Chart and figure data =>
━━━━━━━━━━━━━━━━━━━━
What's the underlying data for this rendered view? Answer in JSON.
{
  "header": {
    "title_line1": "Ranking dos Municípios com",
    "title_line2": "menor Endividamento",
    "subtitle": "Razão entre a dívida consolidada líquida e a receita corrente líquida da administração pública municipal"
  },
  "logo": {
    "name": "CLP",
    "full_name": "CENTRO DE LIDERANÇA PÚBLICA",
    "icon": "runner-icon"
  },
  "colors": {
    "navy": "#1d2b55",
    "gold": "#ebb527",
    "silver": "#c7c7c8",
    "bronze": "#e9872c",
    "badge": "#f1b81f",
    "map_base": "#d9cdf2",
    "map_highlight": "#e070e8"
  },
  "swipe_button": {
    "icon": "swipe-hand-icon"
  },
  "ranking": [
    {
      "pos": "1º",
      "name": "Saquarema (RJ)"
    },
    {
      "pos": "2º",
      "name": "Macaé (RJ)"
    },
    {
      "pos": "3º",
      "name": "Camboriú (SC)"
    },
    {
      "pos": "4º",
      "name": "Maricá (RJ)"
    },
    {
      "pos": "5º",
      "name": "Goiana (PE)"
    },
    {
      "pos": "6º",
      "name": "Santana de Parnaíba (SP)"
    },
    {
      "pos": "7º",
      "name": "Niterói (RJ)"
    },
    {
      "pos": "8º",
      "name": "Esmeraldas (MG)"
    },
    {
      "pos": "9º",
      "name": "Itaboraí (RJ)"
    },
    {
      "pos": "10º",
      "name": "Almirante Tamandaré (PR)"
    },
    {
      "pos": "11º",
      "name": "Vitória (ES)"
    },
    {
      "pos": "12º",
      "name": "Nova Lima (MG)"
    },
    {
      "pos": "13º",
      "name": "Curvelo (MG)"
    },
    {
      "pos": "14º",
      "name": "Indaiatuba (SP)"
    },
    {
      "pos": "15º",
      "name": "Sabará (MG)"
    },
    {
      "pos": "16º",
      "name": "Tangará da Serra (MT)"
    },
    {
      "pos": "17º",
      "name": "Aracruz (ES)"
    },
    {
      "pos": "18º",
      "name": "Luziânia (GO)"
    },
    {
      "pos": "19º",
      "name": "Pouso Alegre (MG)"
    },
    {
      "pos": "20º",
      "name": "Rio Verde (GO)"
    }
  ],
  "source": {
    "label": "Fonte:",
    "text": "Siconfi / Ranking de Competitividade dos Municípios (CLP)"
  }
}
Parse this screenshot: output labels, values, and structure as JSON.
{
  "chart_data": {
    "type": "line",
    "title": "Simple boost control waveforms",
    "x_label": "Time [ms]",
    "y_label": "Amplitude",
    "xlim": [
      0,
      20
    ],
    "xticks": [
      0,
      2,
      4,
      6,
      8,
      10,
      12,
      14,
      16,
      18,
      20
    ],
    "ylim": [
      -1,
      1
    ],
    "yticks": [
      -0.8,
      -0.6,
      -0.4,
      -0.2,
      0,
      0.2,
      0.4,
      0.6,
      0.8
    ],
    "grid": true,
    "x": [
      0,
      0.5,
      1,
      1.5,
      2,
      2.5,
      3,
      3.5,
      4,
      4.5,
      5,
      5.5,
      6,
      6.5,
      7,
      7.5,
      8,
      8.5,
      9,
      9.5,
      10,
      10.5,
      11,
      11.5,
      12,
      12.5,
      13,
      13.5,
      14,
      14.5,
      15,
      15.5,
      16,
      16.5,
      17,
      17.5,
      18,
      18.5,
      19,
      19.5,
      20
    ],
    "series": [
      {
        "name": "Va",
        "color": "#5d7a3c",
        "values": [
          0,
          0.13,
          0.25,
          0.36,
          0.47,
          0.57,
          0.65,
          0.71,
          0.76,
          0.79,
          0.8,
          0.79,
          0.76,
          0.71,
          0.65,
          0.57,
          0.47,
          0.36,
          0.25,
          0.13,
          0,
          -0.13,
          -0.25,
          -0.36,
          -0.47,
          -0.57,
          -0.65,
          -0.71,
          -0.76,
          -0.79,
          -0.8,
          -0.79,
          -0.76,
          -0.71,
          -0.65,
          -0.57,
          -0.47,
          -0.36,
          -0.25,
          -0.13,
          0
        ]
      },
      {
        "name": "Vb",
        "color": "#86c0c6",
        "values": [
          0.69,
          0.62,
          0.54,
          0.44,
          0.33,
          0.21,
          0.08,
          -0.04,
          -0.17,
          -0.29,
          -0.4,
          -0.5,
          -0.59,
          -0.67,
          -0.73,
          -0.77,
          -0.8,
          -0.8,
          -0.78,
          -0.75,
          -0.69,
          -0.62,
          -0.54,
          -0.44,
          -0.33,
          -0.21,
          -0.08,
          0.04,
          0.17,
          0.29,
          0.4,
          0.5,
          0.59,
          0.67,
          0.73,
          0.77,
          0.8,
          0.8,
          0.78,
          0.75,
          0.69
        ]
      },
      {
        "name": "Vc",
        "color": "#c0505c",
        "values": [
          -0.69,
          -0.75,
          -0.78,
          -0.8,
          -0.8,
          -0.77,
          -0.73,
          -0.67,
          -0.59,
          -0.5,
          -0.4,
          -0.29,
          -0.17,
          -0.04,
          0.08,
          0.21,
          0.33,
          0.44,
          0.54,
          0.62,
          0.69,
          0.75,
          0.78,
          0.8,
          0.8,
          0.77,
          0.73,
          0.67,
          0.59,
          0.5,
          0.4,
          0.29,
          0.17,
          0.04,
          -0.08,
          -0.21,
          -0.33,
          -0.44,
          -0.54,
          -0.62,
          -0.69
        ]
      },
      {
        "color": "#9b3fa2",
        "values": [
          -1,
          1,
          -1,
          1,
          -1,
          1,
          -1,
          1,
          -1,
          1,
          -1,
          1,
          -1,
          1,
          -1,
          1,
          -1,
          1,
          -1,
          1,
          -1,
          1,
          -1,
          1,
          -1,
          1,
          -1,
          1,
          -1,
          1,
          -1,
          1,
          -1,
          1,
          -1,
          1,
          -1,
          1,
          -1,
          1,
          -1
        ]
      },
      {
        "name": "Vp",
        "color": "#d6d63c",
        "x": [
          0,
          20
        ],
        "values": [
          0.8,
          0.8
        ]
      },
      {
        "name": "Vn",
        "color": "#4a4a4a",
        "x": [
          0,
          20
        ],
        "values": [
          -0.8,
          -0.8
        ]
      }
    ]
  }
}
━━━━━━━━━━━━━━━━━━━━
Task details => Of the lines in this listing, how many contain "Municípios"? Reply with the number and nothing more.

Written reply => 2